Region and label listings
+++
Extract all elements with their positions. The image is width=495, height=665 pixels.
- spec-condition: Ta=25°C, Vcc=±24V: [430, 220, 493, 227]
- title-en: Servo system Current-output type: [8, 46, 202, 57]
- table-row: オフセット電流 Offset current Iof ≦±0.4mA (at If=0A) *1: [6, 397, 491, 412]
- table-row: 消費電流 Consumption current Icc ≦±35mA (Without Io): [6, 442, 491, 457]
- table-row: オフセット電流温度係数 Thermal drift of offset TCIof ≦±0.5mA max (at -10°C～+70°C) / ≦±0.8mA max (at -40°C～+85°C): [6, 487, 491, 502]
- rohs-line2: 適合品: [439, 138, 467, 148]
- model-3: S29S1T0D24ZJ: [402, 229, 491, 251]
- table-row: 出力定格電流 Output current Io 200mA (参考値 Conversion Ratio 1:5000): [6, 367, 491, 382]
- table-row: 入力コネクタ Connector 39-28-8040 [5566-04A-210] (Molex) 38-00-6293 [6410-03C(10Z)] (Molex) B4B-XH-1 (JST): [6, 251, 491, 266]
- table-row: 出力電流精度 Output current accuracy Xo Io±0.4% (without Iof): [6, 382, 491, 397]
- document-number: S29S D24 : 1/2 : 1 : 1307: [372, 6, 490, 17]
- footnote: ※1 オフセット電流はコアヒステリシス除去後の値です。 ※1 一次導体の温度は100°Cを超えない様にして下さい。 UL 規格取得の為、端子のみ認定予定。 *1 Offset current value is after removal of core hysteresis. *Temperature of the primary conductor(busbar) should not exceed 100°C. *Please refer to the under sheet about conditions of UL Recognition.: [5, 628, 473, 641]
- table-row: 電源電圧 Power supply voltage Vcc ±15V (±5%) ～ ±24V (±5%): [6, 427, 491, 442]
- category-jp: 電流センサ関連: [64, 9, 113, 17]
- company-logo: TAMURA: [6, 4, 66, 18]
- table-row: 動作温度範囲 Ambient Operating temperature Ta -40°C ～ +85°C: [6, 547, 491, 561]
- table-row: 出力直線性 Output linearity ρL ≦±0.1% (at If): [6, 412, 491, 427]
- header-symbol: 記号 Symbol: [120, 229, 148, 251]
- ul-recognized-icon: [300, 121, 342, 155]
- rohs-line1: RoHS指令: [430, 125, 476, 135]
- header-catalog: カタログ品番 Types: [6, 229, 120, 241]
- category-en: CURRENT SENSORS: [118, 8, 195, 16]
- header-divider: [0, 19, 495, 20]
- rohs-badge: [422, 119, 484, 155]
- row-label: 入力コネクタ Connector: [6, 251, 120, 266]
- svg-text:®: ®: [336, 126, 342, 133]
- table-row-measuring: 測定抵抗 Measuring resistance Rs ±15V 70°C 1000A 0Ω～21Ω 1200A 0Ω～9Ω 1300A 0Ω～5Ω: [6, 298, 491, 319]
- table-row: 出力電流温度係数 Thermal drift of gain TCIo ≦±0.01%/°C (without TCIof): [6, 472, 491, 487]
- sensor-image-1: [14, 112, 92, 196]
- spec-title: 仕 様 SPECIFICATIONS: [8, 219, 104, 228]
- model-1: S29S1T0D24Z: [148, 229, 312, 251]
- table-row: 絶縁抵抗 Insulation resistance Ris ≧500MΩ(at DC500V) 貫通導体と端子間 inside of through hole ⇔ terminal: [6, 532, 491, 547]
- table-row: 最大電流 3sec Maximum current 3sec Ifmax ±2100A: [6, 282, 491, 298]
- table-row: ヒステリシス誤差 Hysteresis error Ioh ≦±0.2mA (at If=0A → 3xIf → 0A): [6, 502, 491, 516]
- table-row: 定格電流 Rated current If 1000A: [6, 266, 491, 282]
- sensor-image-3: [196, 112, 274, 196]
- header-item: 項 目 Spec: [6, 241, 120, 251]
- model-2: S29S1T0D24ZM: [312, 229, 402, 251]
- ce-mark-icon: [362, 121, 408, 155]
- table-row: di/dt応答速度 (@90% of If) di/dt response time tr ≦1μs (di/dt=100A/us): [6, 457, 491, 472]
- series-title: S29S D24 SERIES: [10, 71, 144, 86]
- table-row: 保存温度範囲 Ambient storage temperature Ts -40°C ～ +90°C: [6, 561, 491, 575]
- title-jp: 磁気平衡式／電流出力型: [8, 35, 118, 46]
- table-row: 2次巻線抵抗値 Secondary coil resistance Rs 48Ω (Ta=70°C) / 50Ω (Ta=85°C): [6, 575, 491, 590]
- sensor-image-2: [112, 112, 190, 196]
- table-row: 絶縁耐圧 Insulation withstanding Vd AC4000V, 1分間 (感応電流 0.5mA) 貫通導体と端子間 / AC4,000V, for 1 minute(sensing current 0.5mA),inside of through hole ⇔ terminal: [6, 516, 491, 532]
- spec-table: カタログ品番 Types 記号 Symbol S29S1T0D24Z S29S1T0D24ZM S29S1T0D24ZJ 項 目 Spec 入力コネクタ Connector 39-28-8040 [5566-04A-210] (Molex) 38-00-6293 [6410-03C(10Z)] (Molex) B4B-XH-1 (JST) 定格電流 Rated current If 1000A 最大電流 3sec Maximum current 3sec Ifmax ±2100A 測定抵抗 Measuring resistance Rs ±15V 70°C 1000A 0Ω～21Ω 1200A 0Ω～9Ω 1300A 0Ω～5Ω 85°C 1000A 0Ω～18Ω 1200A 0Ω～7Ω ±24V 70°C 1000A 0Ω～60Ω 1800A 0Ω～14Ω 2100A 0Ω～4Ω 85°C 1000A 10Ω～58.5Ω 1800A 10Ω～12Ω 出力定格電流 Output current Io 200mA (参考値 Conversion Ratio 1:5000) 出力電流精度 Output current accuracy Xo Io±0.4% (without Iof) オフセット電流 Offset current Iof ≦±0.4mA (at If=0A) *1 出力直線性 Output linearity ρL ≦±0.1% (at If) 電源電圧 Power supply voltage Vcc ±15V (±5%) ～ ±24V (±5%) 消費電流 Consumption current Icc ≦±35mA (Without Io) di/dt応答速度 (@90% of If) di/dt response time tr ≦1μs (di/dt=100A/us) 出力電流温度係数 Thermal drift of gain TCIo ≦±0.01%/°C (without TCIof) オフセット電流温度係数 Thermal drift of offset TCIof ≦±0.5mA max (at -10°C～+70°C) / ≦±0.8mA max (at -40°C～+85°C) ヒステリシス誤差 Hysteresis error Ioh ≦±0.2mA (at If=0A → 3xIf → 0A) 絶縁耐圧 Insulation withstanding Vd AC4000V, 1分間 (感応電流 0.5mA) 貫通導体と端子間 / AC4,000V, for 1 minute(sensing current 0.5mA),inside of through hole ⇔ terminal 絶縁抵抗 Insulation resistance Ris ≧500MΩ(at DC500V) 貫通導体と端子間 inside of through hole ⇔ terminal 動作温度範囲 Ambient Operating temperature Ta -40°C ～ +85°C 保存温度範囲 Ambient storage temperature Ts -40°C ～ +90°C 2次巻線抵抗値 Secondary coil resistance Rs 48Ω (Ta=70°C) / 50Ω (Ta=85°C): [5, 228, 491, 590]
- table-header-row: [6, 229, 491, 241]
+++
» STATED PROBLEM
Reproduce every line from the start of the records down to the line containing "- company-logo: TAMURA: [6, 4, 66, 18]", including both of those lines.

» RESULT OF THE EXERCISE
Extract all elements with their positions. The image is width=495, height=665 pixels.
- spec-condition: Ta=25°C, Vcc=±24V: [430, 220, 493, 227]
- title-en: Servo system Current-output type: [8, 46, 202, 57]
- table-row: オフセット電流 Offset current Iof ≦±0.4mA (at If=0A) *1: [6, 397, 491, 412]
- table-row: 消費電流 Consumption current Icc ≦±35mA (Without Io): [6, 442, 491, 457]
- table-row: オフセット電流温度係数 Thermal drift of offset TCIof ≦±0.5mA max (at -10°C～+70°C) / ≦±0.8mA max (at -40°C～+85°C): [6, 487, 491, 502]
- rohs-line2: 適合品: [439, 138, 467, 148]
- model-3: S29S1T0D24ZJ: [402, 229, 491, 251]
- table-row: 出力定格電流 Output current Io 200mA (参考値 Conversion Ratio 1:5000): [6, 367, 491, 382]
- table-row: 入力コネクタ Connector 39-28-8040 [5566-04A-210] (Molex) 38-00-6293 [6410-03C(10Z)] (Molex) B4B-XH-1 (JST): [6, 251, 491, 266]
- table-row: 出力電流精度 Output current accuracy Xo Io±0.4% (without Iof): [6, 382, 491, 397]
- document-number: S29S D24 : 1/2 : 1 : 1307: [372, 6, 490, 17]
- footnote: ※1 オフセット電流はコアヒステリシス除去後の値です。 ※1 一次導体の温度は100°Cを超えない様にして下さい。 UL 規格取得の為、端子のみ認定予定。 *1 Offset current value is after removal of core hysteresis. *Temperature of the primary conductor(busbar) should not exceed 100°C. *Please refer to the under sheet about conditions of UL Recognition.: [5, 628, 473, 641]
- table-row: 電源電圧 Power supply voltage Vcc ±15V (±5%) ～ ±24V (±5%): [6, 427, 491, 442]
- category-jp: 電流センサ関連: [64, 9, 113, 17]
- company-logo: TAMURA: [6, 4, 66, 18]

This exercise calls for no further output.